"""

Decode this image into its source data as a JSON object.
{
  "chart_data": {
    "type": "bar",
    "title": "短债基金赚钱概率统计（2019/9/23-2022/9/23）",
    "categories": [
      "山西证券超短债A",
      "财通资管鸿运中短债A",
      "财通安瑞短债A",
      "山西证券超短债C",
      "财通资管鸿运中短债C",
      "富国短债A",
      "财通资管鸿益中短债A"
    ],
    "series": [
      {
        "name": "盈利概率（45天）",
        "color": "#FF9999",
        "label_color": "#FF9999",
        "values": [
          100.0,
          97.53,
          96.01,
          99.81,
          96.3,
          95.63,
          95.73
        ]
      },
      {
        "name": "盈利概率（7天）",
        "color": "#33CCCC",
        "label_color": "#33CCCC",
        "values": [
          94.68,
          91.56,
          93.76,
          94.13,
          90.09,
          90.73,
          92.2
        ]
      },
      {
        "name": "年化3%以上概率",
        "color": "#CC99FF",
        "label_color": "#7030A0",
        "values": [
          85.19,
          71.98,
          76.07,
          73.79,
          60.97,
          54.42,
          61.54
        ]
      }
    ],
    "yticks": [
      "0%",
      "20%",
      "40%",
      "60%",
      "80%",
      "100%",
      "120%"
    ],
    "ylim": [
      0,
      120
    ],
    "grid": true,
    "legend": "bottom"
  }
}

"""

> [Problem statement] Exact output of every entry is required.

> [Expected answer]
Decode this image into its source data as a JSON object.
{
  "chart_data": {
    "type": "bar",
    "title": "短债基金赚钱概率统计（2019/9/23-2022/9/23）",
    "categories": [
      "山西证券超短债A",
      "财通资管鸿运中短债A",
      "财通安瑞短债A",
      "山西证券超短债C",
      "财通资管鸿运中短债C",
      "富国短债A",
      "财通资管鸿益中短债A"
    ],
    "series": [
      {
        "name": "盈利概率（45天）",
        "color": "#FF9999",
        "label_color": "#FF9999",
        "values": [
          100.0,
          97.53,
          96.01,
          99.81,
          96.3,
          95.63,
          95.73
        ]
      },
      {
        "name": "盈利概率（7天）",
        "color": "#33CCCC",
        "label_color": "#33CCCC",
        "values": [
          94.68,
          91.56,
          93.76,
          94.13,
          90.09,
          90.73,
          92.2
        ]
      },
      {
        "name": "年化3%以上概率",
        "color": "#CC99FF",
        "label_color": "#7030A0",
        "values": [
          85.19,
          71.98,
          76.07,
          73.79,
          60.97,
          54.42,
          61.54
        ]
      }
    ],
    "yticks": [
      "0%",
      "20%",
      "40%",
      "60%",
      "80%",
      "100%",
      "120%"
    ],
    "ylim": [
      0,
      120
    ],
    "grid": true,
    "legend": "bottom"
  }
}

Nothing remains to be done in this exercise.